• **Data section**
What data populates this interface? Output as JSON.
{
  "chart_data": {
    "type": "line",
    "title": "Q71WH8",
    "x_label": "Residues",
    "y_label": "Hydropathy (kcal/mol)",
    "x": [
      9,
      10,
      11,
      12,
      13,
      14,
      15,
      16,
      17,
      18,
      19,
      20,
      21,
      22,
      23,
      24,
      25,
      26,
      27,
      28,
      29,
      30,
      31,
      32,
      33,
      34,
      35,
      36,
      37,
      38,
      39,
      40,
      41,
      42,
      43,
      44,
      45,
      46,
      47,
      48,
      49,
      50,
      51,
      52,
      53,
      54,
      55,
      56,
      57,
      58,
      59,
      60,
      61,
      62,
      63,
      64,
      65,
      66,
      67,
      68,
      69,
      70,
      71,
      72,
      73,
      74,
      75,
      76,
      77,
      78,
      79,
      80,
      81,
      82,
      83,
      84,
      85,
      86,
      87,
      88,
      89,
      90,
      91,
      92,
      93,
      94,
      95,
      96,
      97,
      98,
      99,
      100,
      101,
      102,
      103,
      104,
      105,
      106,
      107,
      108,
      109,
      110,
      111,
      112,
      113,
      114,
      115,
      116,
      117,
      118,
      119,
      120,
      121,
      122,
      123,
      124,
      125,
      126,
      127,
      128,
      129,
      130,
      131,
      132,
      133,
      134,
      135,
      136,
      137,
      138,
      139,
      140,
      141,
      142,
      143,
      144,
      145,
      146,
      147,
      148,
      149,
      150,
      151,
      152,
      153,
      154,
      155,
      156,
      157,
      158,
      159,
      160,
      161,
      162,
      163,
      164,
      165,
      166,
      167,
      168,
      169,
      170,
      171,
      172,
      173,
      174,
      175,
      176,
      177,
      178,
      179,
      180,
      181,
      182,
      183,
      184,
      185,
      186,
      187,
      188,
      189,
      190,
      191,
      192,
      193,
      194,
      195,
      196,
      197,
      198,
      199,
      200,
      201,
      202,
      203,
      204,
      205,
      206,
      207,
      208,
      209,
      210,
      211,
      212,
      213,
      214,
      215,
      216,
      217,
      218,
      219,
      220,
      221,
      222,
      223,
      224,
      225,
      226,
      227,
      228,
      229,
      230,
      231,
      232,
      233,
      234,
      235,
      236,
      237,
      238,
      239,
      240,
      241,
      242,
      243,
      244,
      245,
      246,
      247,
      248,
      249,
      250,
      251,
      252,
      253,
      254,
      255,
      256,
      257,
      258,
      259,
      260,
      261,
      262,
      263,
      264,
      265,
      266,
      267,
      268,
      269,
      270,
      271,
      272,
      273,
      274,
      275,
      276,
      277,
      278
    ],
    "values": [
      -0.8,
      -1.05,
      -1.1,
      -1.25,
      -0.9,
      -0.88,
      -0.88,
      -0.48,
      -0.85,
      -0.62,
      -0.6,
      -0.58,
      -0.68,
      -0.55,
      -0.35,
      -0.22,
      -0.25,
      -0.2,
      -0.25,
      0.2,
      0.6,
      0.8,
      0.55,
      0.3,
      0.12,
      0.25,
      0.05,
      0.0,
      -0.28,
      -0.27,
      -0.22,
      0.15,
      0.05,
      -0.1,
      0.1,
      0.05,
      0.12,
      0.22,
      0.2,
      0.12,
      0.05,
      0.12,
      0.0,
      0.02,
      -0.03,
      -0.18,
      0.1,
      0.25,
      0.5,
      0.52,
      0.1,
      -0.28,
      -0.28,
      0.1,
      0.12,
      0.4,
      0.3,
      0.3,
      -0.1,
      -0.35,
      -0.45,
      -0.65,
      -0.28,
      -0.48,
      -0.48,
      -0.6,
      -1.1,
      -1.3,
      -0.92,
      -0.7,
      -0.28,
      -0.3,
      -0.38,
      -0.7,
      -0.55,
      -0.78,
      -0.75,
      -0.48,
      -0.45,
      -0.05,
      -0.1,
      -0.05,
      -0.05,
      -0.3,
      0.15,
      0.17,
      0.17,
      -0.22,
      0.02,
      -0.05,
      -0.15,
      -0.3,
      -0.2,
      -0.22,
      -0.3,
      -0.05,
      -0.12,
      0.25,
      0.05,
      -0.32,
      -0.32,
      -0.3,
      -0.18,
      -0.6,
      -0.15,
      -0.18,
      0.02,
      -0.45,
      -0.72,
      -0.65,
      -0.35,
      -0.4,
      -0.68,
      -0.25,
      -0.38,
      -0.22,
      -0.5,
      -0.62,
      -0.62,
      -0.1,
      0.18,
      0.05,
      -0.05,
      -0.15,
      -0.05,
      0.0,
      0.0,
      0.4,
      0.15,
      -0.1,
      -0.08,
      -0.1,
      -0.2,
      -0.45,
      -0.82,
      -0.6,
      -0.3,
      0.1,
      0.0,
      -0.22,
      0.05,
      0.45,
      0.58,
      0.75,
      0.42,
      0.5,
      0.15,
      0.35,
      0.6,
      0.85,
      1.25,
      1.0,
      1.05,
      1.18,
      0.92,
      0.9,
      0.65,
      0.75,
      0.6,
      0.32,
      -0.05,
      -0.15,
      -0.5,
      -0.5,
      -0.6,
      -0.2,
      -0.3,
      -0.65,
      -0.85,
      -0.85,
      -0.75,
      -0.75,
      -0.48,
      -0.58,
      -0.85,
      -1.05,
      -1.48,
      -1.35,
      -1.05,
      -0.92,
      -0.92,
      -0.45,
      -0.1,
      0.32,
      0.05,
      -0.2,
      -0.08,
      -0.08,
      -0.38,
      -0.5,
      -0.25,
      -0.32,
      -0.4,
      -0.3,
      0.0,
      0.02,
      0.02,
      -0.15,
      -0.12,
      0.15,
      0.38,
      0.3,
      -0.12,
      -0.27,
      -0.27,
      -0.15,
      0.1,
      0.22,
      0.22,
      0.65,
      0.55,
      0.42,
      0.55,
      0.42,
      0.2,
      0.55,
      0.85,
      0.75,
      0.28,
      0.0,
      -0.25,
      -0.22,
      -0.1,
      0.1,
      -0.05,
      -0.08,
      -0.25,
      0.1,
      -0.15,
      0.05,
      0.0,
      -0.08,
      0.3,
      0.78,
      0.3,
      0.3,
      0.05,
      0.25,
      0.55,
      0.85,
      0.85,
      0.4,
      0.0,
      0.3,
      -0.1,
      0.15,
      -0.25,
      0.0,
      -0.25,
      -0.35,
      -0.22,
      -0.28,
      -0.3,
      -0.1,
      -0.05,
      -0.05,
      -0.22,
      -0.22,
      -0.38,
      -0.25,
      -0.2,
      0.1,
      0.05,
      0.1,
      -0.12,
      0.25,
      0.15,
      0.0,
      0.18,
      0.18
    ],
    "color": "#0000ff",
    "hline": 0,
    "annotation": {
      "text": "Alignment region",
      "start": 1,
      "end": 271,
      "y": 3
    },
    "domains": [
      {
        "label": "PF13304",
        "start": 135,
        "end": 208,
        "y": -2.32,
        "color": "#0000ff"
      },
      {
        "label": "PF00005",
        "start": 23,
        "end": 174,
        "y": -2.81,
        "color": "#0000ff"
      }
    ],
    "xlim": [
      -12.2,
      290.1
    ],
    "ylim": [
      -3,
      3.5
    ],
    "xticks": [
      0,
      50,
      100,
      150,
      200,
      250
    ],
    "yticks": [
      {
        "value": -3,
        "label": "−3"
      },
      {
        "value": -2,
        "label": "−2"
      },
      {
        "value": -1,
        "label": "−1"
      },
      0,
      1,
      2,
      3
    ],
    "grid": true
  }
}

• **Exercise description**
Please give back all of the records exactly as written.

• **Expected answer**
What data populates this interface? Output as JSON.
{
  "chart_data": {
    "type": "line",
    "title": "Q71WH8",
    "x_label": "Residues",
    "y_label": "Hydropathy (kcal/mol)",
    "x": [
      9,
      10,
      11,
      12,
      13,
      14,
      15,
      16,
      17,
      18,
      19,
      20,
      21,
      22,
      23,
      24,
      25,
      26,
      27,
      28,
      29,
      30,
      31,
      32,
      33,
      34,
      35,
      36,
      37,
      38,
      39,
      40,
      41,
      42,
      43,
      44,
      45,
      46,
      47,
      48,
      49,
      50,
      51,
      52,
      53,
      54,
      55,
      56,
      57,
      58,
      59,
      60,
      61,
      62,
      63,
      64,
      65,
      66,
      67,
      68,
      69,
      70,
      71,
      72,
      73,
      74,
      75,
      76,
      77,
      78,
      79,
      80,
      81,
      82,
      83,
      84,
      85,
      86,
      87,
      88,
      89,
      90,
      91,
      92,
      93,
      94,
      95,
      96,
      97,
      98,
      99,
      100,
      101,
      102,
      103,
      104,
      105,
      106,
      107,
      108,
      109,
      110,
      111,
      112,
      113,
      114,
      115,
      116,
      117,
      118,
      119,
      120,
      121,
      122,
      123,
      124,
      125,
      126,
      127,
      128,
      129,
      130,
      131,
      132,
      133,
      134,
      135,
      136,
      137,
      138,
      139,
      140,
      141,
      142,
      143,
      144,
      145,
      146,
      147,
      148,
      149,
      150,
      151,
      152,
      153,
      154,
      155,
      156,
      157,
      158,
      159,
      160,
      161,
      162,
      163,
      164,
      165,
      166,
      167,
      168,
      169,
      170,
      171,
      172,
      173,
      174,
      175,
      176,
      177,
      178,
      179,
      180,
      181,
      182,
      183,
      184,
      185,
      186,
      187,
      188,
      189,
      190,
      191,
      192,
      193,
      194,
      195,
      196,
      197,
      198,
      199,
      200,
      201,
      202,
      203,
      204,
      205,
      206,
      207,
      208,
      209,
      210,
      211,
      212,
      213,
      214,
      215,
      216,
      217,
      218,
      219,
      220,
      221,
      222,
      223,
      224,
      225,
      226,
      227,
      228,
      229,
      230,
      231,
      232,
      233,
      234,
      235,
      236,
      237,
      238,
      239,
      240,
      241,
      242,
      243,
      244,
      245,
      246,
      247,
      248,
      249,
      250,
      251,
      252,
      253,
      254,
      255,
      256,
      257,
      258,
      259,
      260,
      261,
      262,
      263,
      264,
      265,
      266,
      267,
      268,
      269,
      270,
      271,
      272,
      273,
      274,
      275,
      276,
      277,
      278
    ],
    "values": [
      -0.8,
      -1.05,
      -1.1,
      -1.25,
      -0.9,
      -0.88,
      -0.88,
      -0.48,
      -0.85,
      -0.62,
      -0.6,
      -0.58,
      -0.68,
      -0.55,
      -0.35,
      -0.22,
      -0.25,
      -0.2,
      -0.25,
      0.2,
      0.6,
      0.8,
      0.55,
      0.3,
      0.12,
      0.25,
      0.05,
      0.0,
      -0.28,
      -0.27,
      -0.22,
      0.15,
      0.05,
      -0.1,
      0.1,
      0.05,
      0.12,
      0.22,
      0.2,
      0.12,
      0.05,
      0.12,
      0.0,
      0.02,
      -0.03,
      -0.18,
      0.1,
      0.25,
      0.5,
      0.52,
      0.1,
      -0.28,
      -0.28,
      0.1,
      0.12,
      0.4,
      0.3,
      0.3,
      -0.1,
      -0.35,
      -0.45,
      -0.65,
      -0.28,
      -0.48,
      -0.48,
      -0.6,
      -1.1,
      -1.3,
      -0.92,
      -0.7,
      -0.28,
      -0.3,
      -0.38,
      -0.7,
      -0.55,
      -0.78,
      -0.75,
      -0.48,
      -0.45,
      -0.05,
      -0.1,
      -0.05,
      -0.05,
      -0.3,
      0.15,
      0.17,
      0.17,
      -0.22,
      0.02,
      -0.05,
      -0.15,
      -0.3,
      -0.2,
      -0.22,
      -0.3,
      -0.05,
      -0.12,
      0.25,
      0.05,
      -0.32,
      -0.32,
      -0.3,
      -0.18,
      -0.6,
      -0.15,
      -0.18,
      0.02,
      -0.45,
      -0.72,
      -0.65,
      -0.35,
      -0.4,
      -0.68,
      -0.25,
      -0.38,
      -0.22,
      -0.5,
      -0.62,
      -0.62,
      -0.1,
      0.18,
      0.05,
      -0.05,
      -0.15,
      -0.05,
      0.0,
      0.0,
      0.4,
      0.15,
      -0.1,
      -0.08,
      -0.1,
      -0.2,
      -0.45,
      -0.82,
      -0.6,
      -0.3,
      0.1,
      0.0,
      -0.22,
      0.05,
      0.45,
      0.58,
      0.75,
      0.42,
      0.5,
      0.15,
      0.35,
      0.6,
      0.85,
      1.25,
      1.0,
      1.05,
      1.18,
      0.92,
      0.9,
      0.65,
      0.75,
      0.6,
      0.32,
      -0.05,
      -0.15,
      -0.5,
      -0.5,
      -0.6,
      -0.2,
      -0.3,
      -0.65,
      -0.85,
      -0.85,
      -0.75,
      -0.75,
      -0.48,
      -0.58,
      -0.85,
      -1.05,
      -1.48,
      -1.35,
      -1.05,
      -0.92,
      -0.92,
      -0.45,
      -0.1,
      0.32,
      0.05,
      -0.2,
      -0.08,
      -0.08,
      -0.38,
      -0.5,
      -0.25,
      -0.32,
      -0.4,
      -0.3,
      0.0,
      0.02,
      0.02,
      -0.15,
      -0.12,
      0.15,
      0.38,
      0.3,
      -0.12,
      -0.27,
      -0.27,
      -0.15,
      0.1,
      0.22,
      0.22,
      0.65,
      0.55,
      0.42,
      0.55,
      0.42,
      0.2,
      0.55,
      0.85,
      0.75,
      0.28,
      0.0,
      -0.25,
      -0.22,
      -0.1,
      0.1,
      -0.05,
      -0.08,
      -0.25,
      0.1,
      -0.15,
      0.05,
      0.0,
      -0.08,
      0.3,
      0.78,
      0.3,
      0.3,
      0.05,
      0.25,
      0.55,
      0.85,
      0.85,
      0.4,
      0.0,
      0.3,
      -0.1,
      0.15,
      -0.25,
      0.0,
      -0.25,
      -0.35,
      -0.22,
      -0.28,
      -0.3,
      -0.1,
      -0.05,
      -0.05,
      -0.22,
      -0.22,
      -0.38,
      -0.25,
      -0.2,
      0.1,
      0.05,
      0.1,
      -0.12,
      0.25,
      0.15,
      0.0,
      0.18,
      0.18
    ],
    "color": "#0000ff",
    "hline": 0,
    "annotation": {
      "text": "Alignment region",
      "start": 1,
      "end": 271,
      "y": 3
    },
    "domains": [
      {
        "label": "PF13304",
        "start": 135,
        "end": 208,
        "y": -2.32,
        "color": "#0000ff"
      },
      {
        "label": "PF00005",
        "start": 23,
        "end": 174,
        "y": -2.81,
        "color": "#0000ff"
      }
    ],
    "xlim": [
      -12.2,
      290.1
    ],
    "ylim": [
      -3,
      3.5
    ],
    "xticks": [
      0,
      50,
      100,
      150,
      200,
      250
    ],
    "yticks": [
      {
        "value": -3,
        "label": "−3"
      },
      {
        "value": -2,
        "label": "−2"
      },
      {
        "value": -1,
        "label": "−1"
      },
      0,
      1,
      2,
      3
    ],
    "grid": true
  }
}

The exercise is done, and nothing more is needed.